## TASK GOAL
Print every listing below word for word, omitting the picture markers.

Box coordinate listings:
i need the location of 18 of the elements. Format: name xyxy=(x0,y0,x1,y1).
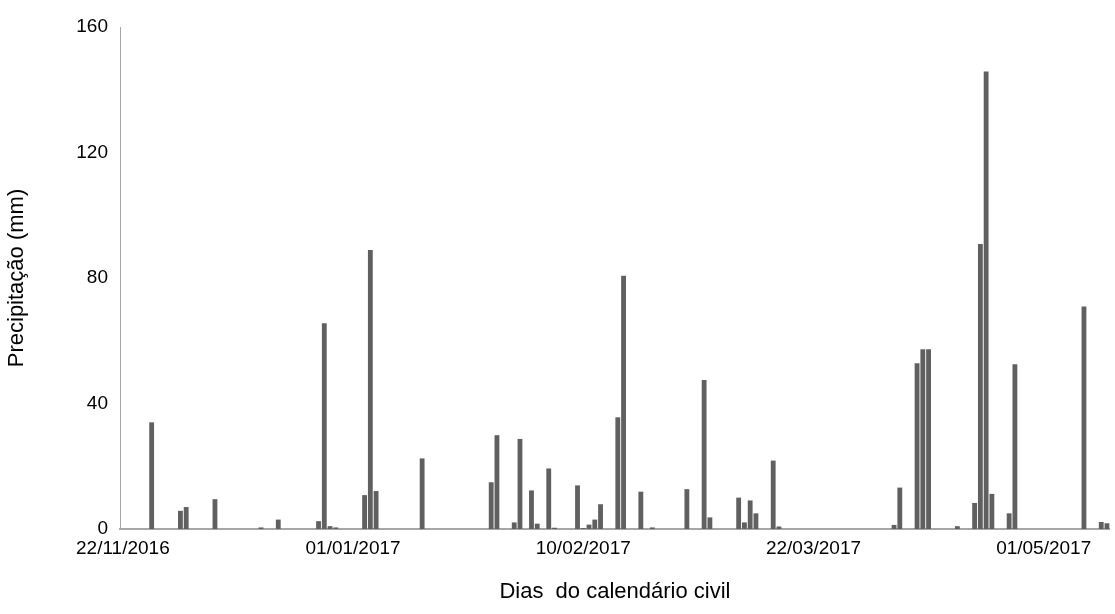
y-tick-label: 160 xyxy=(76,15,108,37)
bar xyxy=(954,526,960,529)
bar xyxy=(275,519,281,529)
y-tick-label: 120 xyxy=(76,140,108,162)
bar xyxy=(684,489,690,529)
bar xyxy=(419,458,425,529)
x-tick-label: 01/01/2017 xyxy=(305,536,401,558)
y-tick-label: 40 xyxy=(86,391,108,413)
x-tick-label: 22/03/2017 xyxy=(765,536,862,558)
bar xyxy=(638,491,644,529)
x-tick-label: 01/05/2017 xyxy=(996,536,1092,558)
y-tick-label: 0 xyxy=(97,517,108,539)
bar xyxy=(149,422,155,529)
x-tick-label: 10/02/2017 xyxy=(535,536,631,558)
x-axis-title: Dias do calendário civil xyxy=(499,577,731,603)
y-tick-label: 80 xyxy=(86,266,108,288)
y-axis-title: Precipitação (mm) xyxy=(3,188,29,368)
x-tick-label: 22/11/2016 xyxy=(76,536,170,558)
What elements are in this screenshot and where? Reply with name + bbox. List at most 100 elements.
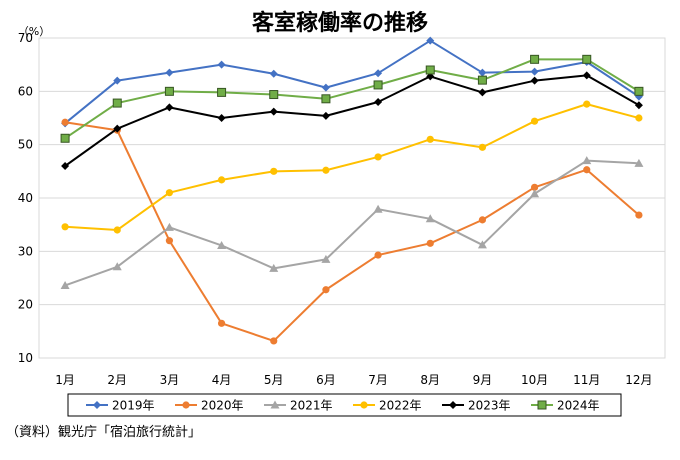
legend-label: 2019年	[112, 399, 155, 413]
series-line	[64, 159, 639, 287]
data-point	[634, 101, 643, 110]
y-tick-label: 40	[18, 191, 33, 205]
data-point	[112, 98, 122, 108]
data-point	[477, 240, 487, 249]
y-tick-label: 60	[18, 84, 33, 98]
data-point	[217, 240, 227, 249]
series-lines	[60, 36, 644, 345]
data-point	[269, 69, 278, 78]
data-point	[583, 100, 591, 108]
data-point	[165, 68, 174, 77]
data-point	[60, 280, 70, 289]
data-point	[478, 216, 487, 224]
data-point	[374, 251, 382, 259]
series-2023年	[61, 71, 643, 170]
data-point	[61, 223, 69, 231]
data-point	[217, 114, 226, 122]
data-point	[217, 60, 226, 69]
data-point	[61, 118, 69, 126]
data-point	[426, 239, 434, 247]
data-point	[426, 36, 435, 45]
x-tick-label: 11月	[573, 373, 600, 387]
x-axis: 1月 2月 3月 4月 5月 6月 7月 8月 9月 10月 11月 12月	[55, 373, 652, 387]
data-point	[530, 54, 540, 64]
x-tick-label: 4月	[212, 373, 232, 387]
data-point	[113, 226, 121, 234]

## RESPONSE TO THIS TASK
i need the location of 18 of the elements. Format: name xyxy=(x0,y0,x1,y1).
y-tick-label: 160 xyxy=(76,15,108,37)
bar xyxy=(954,526,960,529)
bar xyxy=(275,519,281,529)
y-tick-label: 120 xyxy=(76,140,108,162)
bar xyxy=(684,489,690,529)
bar xyxy=(419,458,425,529)
x-tick-label: 01/01/2017 xyxy=(305,536,401,558)
y-tick-label: 40 xyxy=(86,391,108,413)
x-tick-label: 22/03/2017 xyxy=(765,536,862,558)
bar xyxy=(638,491,644,529)
x-tick-label: 01/05/2017 xyxy=(996,536,1092,558)
y-tick-label: 0 xyxy=(97,517,108,539)
bar xyxy=(149,422,155,529)
x-tick-label: 10/02/2017 xyxy=(535,536,631,558)
x-axis-title: Dias do calendário civil xyxy=(499,577,731,603)
y-tick-label: 80 xyxy=(86,266,108,288)
y-axis-title: Precipitação (mm) xyxy=(3,188,29,368)
x-tick-label: 22/11/2016 xyxy=(76,536,170,558)
What elements are in this screenshot and where? Reply with name + bbox. List at most 100 elements.
legend-label: 2019年	[112, 399, 155, 413]
series-line	[64, 159, 639, 287]
data-point	[634, 101, 643, 110]
y-tick-label: 40	[18, 191, 33, 205]
data-point	[112, 98, 122, 108]
data-point	[477, 240, 487, 249]
y-tick-label: 60	[18, 84, 33, 98]
data-point	[217, 240, 227, 249]
series-lines	[60, 36, 644, 345]
data-point	[269, 69, 278, 78]
data-point	[583, 100, 591, 108]
data-point	[165, 68, 174, 77]
data-point	[60, 280, 70, 289]
data-point	[478, 216, 487, 224]
data-point	[374, 251, 382, 259]
series-2023年	[61, 71, 643, 170]
data-point	[61, 223, 69, 231]
data-point	[217, 114, 226, 122]
data-point	[217, 60, 226, 69]
data-point	[61, 118, 69, 126]
data-point	[426, 239, 434, 247]
data-point	[426, 36, 435, 45]
x-tick-label: 11月	[573, 373, 600, 387]
x-axis: 1月 2月 3月 4月 5月 6月 7月 8月 9月 10月 11月 12月	[55, 373, 652, 387]
data-point	[530, 54, 540, 64]
x-tick-label: 4月	[212, 373, 232, 387]
data-point	[113, 226, 121, 234]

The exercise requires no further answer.